#### [Goal of the exercise]
Show every line in the records below that contains the word "date".

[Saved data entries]
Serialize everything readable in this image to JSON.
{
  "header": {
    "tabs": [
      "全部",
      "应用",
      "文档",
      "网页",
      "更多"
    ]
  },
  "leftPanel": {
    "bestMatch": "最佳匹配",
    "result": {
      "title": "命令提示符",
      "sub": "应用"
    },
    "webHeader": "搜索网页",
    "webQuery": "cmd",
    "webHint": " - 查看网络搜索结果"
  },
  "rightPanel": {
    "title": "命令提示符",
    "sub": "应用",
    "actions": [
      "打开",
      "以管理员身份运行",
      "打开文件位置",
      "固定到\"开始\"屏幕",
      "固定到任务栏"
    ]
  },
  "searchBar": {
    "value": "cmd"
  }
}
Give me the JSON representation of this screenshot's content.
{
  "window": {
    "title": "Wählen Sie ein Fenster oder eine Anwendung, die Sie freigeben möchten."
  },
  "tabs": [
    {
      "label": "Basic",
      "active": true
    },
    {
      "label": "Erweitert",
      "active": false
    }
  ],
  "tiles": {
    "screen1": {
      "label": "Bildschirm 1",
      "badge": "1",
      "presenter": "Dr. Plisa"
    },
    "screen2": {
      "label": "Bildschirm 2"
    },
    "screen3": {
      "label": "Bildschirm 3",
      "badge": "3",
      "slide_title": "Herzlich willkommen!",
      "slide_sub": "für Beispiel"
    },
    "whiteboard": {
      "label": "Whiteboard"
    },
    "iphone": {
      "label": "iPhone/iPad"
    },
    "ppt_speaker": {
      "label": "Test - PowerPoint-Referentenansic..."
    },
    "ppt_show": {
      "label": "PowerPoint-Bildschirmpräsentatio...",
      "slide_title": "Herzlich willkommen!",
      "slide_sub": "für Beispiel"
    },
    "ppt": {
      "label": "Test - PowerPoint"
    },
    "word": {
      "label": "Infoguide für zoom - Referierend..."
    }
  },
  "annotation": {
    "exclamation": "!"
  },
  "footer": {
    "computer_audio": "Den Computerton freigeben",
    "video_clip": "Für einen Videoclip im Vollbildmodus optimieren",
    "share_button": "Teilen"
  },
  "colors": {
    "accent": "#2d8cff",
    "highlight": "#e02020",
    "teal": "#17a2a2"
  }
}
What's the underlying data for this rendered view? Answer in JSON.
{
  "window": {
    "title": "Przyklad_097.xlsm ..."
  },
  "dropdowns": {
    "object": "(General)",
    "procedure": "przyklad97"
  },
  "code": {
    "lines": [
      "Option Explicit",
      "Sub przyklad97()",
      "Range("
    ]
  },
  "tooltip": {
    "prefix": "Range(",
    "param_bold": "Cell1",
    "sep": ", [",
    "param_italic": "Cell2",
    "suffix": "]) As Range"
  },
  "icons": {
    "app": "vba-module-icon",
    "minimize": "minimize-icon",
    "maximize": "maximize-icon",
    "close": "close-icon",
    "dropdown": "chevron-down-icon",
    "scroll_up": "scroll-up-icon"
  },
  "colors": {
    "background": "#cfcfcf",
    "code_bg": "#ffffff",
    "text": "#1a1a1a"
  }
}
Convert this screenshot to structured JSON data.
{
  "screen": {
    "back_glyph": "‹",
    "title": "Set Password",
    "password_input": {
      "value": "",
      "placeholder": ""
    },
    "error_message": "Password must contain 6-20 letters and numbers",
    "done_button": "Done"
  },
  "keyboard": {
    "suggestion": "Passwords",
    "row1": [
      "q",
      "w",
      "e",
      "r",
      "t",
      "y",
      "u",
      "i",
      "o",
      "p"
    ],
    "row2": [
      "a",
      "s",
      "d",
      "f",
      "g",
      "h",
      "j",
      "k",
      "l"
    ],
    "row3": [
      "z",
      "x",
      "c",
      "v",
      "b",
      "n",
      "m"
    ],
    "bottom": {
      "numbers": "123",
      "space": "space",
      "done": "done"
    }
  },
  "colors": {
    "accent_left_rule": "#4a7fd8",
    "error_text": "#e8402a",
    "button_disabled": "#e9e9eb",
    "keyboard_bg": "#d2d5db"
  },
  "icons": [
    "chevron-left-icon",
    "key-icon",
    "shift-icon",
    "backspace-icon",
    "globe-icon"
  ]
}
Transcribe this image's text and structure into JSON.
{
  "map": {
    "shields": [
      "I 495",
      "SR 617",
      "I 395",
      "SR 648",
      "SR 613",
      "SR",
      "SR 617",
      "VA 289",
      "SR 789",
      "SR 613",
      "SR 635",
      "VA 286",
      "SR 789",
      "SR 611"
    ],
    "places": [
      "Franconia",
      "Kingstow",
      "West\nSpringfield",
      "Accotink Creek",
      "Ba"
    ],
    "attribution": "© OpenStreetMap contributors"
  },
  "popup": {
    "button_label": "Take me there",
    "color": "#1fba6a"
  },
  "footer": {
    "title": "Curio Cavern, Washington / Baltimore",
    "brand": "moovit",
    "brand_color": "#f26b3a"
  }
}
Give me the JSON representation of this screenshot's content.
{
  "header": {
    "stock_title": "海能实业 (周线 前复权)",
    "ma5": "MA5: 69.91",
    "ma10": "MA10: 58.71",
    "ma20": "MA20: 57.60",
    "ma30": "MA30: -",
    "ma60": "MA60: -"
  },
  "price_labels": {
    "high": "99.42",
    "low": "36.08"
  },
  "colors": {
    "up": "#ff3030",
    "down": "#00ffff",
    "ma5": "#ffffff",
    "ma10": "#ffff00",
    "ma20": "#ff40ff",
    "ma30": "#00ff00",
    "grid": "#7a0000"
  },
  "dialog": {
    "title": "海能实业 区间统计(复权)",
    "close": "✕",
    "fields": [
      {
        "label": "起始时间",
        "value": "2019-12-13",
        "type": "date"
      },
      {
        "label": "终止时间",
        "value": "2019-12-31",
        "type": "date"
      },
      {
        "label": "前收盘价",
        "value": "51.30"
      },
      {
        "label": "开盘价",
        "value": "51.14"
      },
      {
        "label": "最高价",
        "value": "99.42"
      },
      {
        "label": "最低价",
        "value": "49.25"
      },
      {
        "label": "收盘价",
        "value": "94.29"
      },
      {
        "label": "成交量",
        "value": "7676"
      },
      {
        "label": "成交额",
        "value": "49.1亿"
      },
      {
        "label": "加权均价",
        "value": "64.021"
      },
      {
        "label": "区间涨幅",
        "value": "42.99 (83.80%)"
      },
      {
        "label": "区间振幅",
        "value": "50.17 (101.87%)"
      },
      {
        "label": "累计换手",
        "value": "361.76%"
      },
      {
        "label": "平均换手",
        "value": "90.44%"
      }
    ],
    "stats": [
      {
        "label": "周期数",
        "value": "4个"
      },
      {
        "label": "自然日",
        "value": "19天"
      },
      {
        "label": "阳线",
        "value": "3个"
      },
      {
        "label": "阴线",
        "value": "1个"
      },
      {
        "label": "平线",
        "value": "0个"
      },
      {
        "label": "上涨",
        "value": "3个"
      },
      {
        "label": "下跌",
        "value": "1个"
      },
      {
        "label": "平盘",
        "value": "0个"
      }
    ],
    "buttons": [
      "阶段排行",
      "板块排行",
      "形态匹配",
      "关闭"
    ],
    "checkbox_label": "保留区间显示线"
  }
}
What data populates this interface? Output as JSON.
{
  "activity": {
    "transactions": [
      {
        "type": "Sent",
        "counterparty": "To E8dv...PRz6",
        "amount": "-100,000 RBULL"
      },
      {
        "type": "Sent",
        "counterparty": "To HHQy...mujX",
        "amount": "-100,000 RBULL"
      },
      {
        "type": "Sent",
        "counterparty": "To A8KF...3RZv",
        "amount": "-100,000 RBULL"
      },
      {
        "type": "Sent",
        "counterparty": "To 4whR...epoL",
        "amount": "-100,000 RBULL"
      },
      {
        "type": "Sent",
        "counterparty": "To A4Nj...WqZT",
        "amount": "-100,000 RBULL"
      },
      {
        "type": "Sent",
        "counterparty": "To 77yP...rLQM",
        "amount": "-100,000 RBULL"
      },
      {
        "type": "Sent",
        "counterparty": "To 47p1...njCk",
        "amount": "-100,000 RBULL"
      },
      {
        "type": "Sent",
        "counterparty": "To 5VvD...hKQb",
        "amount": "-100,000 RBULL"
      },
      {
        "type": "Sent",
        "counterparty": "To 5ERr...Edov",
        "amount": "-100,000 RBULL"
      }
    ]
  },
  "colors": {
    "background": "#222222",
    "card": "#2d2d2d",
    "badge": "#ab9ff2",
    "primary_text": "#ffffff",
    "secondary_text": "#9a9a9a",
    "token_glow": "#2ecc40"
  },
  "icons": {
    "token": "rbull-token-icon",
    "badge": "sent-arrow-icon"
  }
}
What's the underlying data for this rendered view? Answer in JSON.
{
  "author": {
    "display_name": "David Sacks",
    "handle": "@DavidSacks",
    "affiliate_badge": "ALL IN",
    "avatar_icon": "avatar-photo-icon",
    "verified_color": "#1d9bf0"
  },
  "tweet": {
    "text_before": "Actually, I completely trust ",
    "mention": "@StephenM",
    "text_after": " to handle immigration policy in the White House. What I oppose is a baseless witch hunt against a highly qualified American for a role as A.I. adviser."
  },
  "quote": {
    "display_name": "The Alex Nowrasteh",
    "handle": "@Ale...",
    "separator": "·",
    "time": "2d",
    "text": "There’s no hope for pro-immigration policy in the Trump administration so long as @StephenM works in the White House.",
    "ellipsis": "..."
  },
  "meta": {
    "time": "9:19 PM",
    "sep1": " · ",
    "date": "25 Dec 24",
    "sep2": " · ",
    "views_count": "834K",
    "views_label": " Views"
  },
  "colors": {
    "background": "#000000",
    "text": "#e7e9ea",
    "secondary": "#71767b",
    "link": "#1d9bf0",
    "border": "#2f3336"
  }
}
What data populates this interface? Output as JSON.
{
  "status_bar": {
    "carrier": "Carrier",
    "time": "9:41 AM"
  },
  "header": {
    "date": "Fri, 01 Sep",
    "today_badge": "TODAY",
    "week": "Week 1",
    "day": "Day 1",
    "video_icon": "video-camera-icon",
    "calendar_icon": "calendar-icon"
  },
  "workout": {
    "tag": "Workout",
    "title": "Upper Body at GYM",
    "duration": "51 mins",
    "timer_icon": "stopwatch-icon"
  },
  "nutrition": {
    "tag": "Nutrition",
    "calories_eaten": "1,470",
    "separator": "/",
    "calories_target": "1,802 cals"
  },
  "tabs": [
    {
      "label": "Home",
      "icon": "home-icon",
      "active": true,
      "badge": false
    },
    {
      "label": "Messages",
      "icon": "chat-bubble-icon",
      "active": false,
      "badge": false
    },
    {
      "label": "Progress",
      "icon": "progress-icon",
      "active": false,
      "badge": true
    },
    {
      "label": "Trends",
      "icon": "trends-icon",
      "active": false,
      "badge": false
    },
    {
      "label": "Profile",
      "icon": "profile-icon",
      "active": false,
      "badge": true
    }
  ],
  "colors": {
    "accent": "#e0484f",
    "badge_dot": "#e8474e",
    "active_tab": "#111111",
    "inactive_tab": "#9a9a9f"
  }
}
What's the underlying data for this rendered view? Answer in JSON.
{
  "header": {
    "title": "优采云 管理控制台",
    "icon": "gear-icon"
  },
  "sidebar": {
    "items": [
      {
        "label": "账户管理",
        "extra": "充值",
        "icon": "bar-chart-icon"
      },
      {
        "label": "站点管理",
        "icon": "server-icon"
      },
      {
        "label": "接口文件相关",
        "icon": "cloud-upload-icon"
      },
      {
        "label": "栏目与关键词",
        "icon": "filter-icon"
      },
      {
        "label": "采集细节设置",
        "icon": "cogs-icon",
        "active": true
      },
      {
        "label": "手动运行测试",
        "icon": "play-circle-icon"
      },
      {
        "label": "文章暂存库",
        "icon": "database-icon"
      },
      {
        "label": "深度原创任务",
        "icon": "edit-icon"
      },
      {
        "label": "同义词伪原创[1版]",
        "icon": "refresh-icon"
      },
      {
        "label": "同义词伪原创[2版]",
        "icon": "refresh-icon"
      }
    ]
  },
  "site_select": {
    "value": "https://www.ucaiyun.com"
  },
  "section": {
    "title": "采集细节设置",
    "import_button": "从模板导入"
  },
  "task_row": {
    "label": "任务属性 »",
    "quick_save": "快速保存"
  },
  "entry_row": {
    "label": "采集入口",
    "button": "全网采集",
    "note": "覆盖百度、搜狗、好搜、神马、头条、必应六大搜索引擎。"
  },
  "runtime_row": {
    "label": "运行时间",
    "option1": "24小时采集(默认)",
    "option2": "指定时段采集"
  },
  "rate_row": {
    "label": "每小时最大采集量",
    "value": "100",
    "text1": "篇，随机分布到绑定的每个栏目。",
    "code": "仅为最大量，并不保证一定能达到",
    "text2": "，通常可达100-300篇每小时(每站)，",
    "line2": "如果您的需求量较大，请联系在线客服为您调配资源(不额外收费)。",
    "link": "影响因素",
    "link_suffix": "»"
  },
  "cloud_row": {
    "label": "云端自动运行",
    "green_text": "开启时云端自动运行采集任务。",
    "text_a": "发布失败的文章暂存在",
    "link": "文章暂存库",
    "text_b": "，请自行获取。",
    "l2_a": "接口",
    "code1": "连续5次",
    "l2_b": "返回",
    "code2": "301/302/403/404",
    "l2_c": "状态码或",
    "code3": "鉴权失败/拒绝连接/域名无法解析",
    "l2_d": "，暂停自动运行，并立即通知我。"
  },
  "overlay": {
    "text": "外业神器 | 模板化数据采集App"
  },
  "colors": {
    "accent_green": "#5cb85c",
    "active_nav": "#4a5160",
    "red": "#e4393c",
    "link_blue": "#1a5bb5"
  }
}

#### [The output]
        "type": "date"
        "type": "date"
    "date": "25 Dec 24",
    "date": "Fri, 01 Sep",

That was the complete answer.